*Stated exercise:* Write out the records again, exactly, leaving none out.

-- Begin Records supplied --

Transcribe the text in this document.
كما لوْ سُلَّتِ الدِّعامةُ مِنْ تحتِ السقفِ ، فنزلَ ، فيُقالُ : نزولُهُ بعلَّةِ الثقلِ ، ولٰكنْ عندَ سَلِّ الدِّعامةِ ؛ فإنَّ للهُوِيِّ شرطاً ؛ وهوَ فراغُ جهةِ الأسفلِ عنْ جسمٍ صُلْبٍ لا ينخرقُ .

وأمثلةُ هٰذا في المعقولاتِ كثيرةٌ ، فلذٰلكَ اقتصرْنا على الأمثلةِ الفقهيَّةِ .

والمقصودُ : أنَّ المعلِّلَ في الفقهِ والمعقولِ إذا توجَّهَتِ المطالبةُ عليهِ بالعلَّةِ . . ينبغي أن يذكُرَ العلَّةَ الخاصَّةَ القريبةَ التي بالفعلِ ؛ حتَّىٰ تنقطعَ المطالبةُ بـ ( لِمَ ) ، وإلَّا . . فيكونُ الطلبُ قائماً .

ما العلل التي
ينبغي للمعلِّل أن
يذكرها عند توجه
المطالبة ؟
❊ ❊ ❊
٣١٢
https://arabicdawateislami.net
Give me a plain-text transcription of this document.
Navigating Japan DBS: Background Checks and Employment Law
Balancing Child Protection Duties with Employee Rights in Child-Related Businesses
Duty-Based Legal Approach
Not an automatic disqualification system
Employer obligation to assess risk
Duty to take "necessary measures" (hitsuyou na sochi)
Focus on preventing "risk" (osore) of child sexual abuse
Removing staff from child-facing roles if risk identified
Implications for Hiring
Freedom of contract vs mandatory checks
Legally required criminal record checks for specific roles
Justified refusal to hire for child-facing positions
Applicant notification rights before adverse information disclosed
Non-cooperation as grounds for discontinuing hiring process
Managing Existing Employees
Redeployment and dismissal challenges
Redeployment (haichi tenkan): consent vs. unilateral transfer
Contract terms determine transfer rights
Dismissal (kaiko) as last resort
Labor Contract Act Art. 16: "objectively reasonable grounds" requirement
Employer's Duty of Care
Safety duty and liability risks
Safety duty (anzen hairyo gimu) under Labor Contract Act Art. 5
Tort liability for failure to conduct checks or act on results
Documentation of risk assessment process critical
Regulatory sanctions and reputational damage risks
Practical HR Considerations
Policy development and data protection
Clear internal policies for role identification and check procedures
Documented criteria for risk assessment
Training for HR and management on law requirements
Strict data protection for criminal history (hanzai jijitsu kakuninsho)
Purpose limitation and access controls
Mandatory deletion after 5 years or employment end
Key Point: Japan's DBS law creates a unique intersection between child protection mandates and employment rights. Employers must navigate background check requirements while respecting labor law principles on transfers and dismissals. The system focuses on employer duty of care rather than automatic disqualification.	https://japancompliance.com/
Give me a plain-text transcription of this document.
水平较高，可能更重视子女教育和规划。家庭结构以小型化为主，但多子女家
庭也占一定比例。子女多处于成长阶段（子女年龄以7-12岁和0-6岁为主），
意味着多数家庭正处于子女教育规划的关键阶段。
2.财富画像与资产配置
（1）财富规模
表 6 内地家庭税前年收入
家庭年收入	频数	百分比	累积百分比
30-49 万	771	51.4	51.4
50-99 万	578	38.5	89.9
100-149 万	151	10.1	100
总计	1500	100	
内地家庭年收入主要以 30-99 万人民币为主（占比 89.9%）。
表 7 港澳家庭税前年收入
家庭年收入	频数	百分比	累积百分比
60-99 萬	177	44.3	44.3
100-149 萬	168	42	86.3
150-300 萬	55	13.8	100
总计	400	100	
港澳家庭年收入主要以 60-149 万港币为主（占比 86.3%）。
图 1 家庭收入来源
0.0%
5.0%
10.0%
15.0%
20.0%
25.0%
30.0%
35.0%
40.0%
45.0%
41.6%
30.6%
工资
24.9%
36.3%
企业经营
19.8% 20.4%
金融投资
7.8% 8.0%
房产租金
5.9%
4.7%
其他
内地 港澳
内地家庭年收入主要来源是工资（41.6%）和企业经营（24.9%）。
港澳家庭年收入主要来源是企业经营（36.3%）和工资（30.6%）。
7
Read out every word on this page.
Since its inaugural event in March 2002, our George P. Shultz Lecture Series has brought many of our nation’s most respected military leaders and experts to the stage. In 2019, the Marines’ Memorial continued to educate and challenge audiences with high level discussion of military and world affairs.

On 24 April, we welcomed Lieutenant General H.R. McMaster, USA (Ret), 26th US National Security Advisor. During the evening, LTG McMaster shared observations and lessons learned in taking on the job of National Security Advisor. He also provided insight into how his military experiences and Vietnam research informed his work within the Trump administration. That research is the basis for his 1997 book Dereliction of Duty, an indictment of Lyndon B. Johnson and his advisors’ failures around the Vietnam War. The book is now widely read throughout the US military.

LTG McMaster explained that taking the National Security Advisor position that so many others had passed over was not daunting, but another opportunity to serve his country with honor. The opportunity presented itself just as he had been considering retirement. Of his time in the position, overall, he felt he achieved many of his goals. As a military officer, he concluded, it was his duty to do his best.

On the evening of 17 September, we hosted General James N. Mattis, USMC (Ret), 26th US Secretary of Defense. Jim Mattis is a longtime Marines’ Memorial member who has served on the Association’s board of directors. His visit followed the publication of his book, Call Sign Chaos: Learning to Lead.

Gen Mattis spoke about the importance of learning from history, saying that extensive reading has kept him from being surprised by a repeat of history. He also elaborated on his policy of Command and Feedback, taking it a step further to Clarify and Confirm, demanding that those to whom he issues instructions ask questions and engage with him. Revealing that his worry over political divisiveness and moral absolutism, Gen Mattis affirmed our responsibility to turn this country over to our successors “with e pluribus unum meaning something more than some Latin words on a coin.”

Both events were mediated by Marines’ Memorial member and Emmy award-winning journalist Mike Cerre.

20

-- End Records supplied --

*Answer to this task:*
Transcribe the text in this document.
كما لوْ سُلَّتِ الدِّعامةُ مِنْ تحتِ السقفِ ، فنزلَ ، فيُقالُ : نزولُهُ بعلَّةِ الثقلِ ، ولٰكنْ عندَ سَلِّ الدِّعامةِ ؛ فإنَّ للهُوِيِّ شرطاً ؛ وهوَ فراغُ جهةِ الأسفلِ عنْ جسمٍ صُلْبٍ لا ينخرقُ .

وأمثلةُ هٰذا في المعقولاتِ كثيرةٌ ، فلذٰلكَ اقتصرْنا على الأمثلةِ الفقهيَّةِ .

والمقصودُ : أنَّ المعلِّلَ في الفقهِ والمعقولِ إذا توجَّهَتِ المطالبةُ عليهِ بالعلَّةِ . . ينبغي أن يذكُرَ العلَّةَ الخاصَّةَ القريبةَ التي بالفعلِ ؛ حتَّىٰ تنقطعَ المطالبةُ بـ ( لِمَ ) ، وإلَّا . . فيكونُ الطلبُ قائماً .

ما العلل التي
ينبغي للمعلِّل أن
يذكرها عند توجه
المطالبة ؟
❊ ❊ ❊
٣١٢
https://arabicdawateislami.net
Give me a plain-text transcription of this document.
Navigating Japan DBS: Background Checks and Employment Law
Balancing Child Protection Duties with Employee Rights in Child-Related Businesses
Duty-Based Legal Approach
Not an automatic disqualification system
Employer obligation to assess risk
Duty to take "necessary measures" (hitsuyou na sochi)
Focus on preventing "risk" (osore) of child sexual abuse
Removing staff from child-facing roles if risk identified
Implications for Hiring
Freedom of contract vs mandatory checks
Legally required criminal record checks for specific roles
Justified refusal to hire for child-facing positions
Applicant notification rights before adverse information disclosed
Non-cooperation as grounds for discontinuing hiring process
Managing Existing Employees
Redeployment and dismissal challenges
Redeployment (haichi tenkan): consent vs. unilateral transfer
Contract terms determine transfer rights
Dismissal (kaiko) as last resort
Labor Contract Act Art. 16: "objectively reasonable grounds" requirement
Employer's Duty of Care
Safety duty and liability risks
Safety duty (anzen hairyo gimu) under Labor Contract Act Art. 5
Tort liability for failure to conduct checks or act on results
Documentation of risk assessment process critical
Regulatory sanctions and reputational damage risks
Practical HR Considerations
Policy development and data protection
Clear internal policies for role identification and check procedures
Documented criteria for risk assessment
Training for HR and management on law requirements
Strict data protection for criminal history (hanzai jijitsu kakuninsho)
Purpose limitation and access controls
Mandatory deletion after 5 years or employment end
Key Point: Japan's DBS law creates a unique intersection between child protection mandates and employment rights. Employers must navigate background check requirements while respecting labor law principles on transfers and dismissals. The system focuses on employer duty of care rather than automatic disqualification.	https://japancompliance.com/
Give me a plain-text transcription of this document.
水平较高，可能更重视子女教育和规划。家庭结构以小型化为主，但多子女家
庭也占一定比例。子女多处于成长阶段（子女年龄以7-12岁和0-6岁为主），
意味着多数家庭正处于子女教育规划的关键阶段。
2.财富画像与资产配置
（1）财富规模
表 6 内地家庭税前年收入
家庭年收入	频数	百分比	累积百分比
30-49 万	771	51.4	51.4
50-99 万	578	38.5	89.9
100-149 万	151	10.1	100
总计	1500	100	
内地家庭年收入主要以 30-99 万人民币为主（占比 89.9%）。
表 7 港澳家庭税前年收入
家庭年收入	频数	百分比	累积百分比
60-99 萬	177	44.3	44.3
100-149 萬	168	42	86.3
150-300 萬	55	13.8	100
总计	400	100	
港澳家庭年收入主要以 60-149 万港币为主（占比 86.3%）。
图 1 家庭收入来源
0.0%
5.0%
10.0%
15.0%
20.0%
25.0%
30.0%
35.0%
40.0%
45.0%
41.6%
30.6%
工资
24.9%
36.3%
企业经营
19.8% 20.4%
金融投资
7.8% 8.0%
房产租金
5.9%
4.7%
其他
内地 港澳
内地家庭年收入主要来源是工资（41.6%）和企业经营（24.9%）。
港澳家庭年收入主要来源是企业经营（36.3%）和工资（30.6%）。
7
Read out every word on this page.
Since its inaugural event in March 2002, our George P. Shultz Lecture Series has brought many of our nation’s most respected military leaders and experts to the stage. In 2019, the Marines’ Memorial continued to educate and challenge audiences with high level discussion of military and world affairs.

On 24 April, we welcomed Lieutenant General H.R. McMaster, USA (Ret), 26th US National Security Advisor. During the evening, LTG McMaster shared observations and lessons learned in taking on the job of National Security Advisor. He also provided insight into how his military experiences and Vietnam research informed his work within the Trump administration. That research is the basis for his 1997 book Dereliction of Duty, an indictment of Lyndon B. Johnson and his advisors’ failures around the Vietnam War. The book is now widely read throughout the US military.

LTG McMaster explained that taking the National Security Advisor position that so many others had passed over was not daunting, but another opportunity to serve his country with honor. The opportunity presented itself just as he had been considering retirement. Of his time in the position, overall, he felt he achieved many of his goals. As a military officer, he concluded, it was his duty to do his best.

On the evening of 17 September, we hosted General James N. Mattis, USMC (Ret), 26th US Secretary of Defense. Jim Mattis is a longtime Marines’ Memorial member who has served on the Association’s board of directors. His visit followed the publication of his book, Call Sign Chaos: Learning to Lead.

Gen Mattis spoke about the importance of learning from history, saying that extensive reading has kept him from being surprised by a repeat of history. He also elaborated on his policy of Command and Feedback, taking it a step further to Clarify and Confirm, demanding that those to whom he issues instructions ask questions and engage with him. Revealing that his worry over political divisiveness and moral absolutism, Gen Mattis affirmed our responsibility to turn this country over to our successors “with e pluribus unum meaning something more than some Latin words on a coin.”

Both events were mediated by Marines’ Memorial member and Emmy award-winning journalist Mike Cerre.

20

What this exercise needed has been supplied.